Na podstawie relacji z wycieczki wyjaśnij, dlaczego samopoczucie podczas wędrówki było średnie.

Dokument:
════
Dobry.
Mapa: https://en.mapy.cz/turisticka?planovani ... dohacolega
Wycieczka z tych co się odbyły i jakoś to było, pogoda średnia, samopoczucie średnie po chorobie, ale przeszedłem cały i zdrowy
Poranek chłodny, termometr pokazywał -4, ruszyłem w bój, przedemną pierwsza połowa trasy, lubię ją i polecam każdemu w ciemno
Było jesiennie i całkiem przyjemnie, tylko niebo i słońce coś kapryśne było tego dnia ...
Zaczęło się od fajnego widoku na Tatry spod Ochodzitej.
Lodowe półapki
Za plecami zmarznięty Zwardoń
Chwilami piękna jesień się pokazywała, jak wychodziło słonko
Dla mnie to będzie już zawsze taki pieniński kadr
Gruń na horyzoncie
Zmarznięta Kania
Kropki spływjają z muchomora
Schodzę do Skalitego, skręcam w lewo przy ukrytym krzyżu i nadajniku.
Pod krzyżem zasiadam na krótką przerwę, ciepła herbatka i pyszne jagodzianki, było pysznie
Kawałek wcześniej przbiegł za mną duży dzik, lekko mnie przestraszył, schodzę niżej a w moją stronę rusza straszliwe bydle rogate, ciekawska istota pooglądała mni i odeszła w swoją stronę
To jest to straszliwe bydle !
════
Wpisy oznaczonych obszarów
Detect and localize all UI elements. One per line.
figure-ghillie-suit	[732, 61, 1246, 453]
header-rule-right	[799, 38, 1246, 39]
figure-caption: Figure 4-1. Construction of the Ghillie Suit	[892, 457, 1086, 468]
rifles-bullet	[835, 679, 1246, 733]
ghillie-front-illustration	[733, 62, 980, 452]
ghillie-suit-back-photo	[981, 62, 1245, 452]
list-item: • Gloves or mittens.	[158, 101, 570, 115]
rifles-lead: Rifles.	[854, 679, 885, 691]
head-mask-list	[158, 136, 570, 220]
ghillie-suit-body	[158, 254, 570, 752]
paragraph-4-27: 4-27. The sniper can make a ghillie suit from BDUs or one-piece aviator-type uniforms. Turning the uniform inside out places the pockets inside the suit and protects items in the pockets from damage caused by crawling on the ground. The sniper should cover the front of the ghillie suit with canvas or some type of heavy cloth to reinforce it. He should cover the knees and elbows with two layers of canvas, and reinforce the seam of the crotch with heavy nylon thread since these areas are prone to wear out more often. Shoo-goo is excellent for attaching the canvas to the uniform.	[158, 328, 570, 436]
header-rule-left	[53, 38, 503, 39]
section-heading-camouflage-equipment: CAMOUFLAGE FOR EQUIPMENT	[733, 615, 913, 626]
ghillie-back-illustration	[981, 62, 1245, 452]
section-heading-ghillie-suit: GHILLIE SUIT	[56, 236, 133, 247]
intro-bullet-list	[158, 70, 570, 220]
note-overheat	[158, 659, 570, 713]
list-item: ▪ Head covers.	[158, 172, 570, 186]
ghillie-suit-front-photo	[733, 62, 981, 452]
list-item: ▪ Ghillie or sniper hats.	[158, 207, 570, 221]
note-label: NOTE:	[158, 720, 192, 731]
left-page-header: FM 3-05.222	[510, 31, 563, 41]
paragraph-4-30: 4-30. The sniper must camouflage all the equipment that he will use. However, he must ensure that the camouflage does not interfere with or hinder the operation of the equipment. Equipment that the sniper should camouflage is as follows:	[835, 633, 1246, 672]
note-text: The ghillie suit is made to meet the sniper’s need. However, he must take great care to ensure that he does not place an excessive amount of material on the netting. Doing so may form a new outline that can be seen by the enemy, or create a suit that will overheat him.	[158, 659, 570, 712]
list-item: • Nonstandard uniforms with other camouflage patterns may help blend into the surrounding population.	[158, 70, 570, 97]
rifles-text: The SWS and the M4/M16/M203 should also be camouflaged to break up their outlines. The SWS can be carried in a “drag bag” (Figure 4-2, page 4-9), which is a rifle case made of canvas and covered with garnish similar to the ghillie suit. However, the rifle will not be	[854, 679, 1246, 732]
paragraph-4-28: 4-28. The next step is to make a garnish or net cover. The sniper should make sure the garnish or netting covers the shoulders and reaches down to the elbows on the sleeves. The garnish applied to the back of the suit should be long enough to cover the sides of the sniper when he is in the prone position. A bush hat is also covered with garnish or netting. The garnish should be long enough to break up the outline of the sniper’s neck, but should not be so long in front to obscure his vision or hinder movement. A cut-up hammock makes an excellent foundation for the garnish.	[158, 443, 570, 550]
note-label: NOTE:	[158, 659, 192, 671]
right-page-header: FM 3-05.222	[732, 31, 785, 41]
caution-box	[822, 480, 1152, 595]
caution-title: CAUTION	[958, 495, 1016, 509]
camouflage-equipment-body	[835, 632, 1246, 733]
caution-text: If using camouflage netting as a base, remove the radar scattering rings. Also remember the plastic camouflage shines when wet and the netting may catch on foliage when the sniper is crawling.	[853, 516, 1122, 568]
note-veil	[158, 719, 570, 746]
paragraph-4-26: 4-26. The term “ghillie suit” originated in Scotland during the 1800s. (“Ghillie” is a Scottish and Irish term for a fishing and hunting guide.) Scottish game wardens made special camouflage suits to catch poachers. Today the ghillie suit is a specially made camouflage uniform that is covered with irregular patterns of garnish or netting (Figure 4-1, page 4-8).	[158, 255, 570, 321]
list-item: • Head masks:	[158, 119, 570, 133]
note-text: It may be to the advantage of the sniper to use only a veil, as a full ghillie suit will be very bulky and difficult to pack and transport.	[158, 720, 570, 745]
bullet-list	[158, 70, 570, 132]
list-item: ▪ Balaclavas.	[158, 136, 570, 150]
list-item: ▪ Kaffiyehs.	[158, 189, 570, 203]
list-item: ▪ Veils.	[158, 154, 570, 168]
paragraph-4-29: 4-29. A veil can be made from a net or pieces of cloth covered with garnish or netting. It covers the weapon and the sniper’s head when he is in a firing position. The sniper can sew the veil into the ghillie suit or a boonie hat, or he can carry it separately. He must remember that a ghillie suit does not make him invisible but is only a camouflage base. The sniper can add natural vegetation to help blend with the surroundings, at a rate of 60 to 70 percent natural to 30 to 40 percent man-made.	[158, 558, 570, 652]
════
Wynik zadania: Samopoczucie było średnie, ponieważ wycieczka odbyła się po chorobie.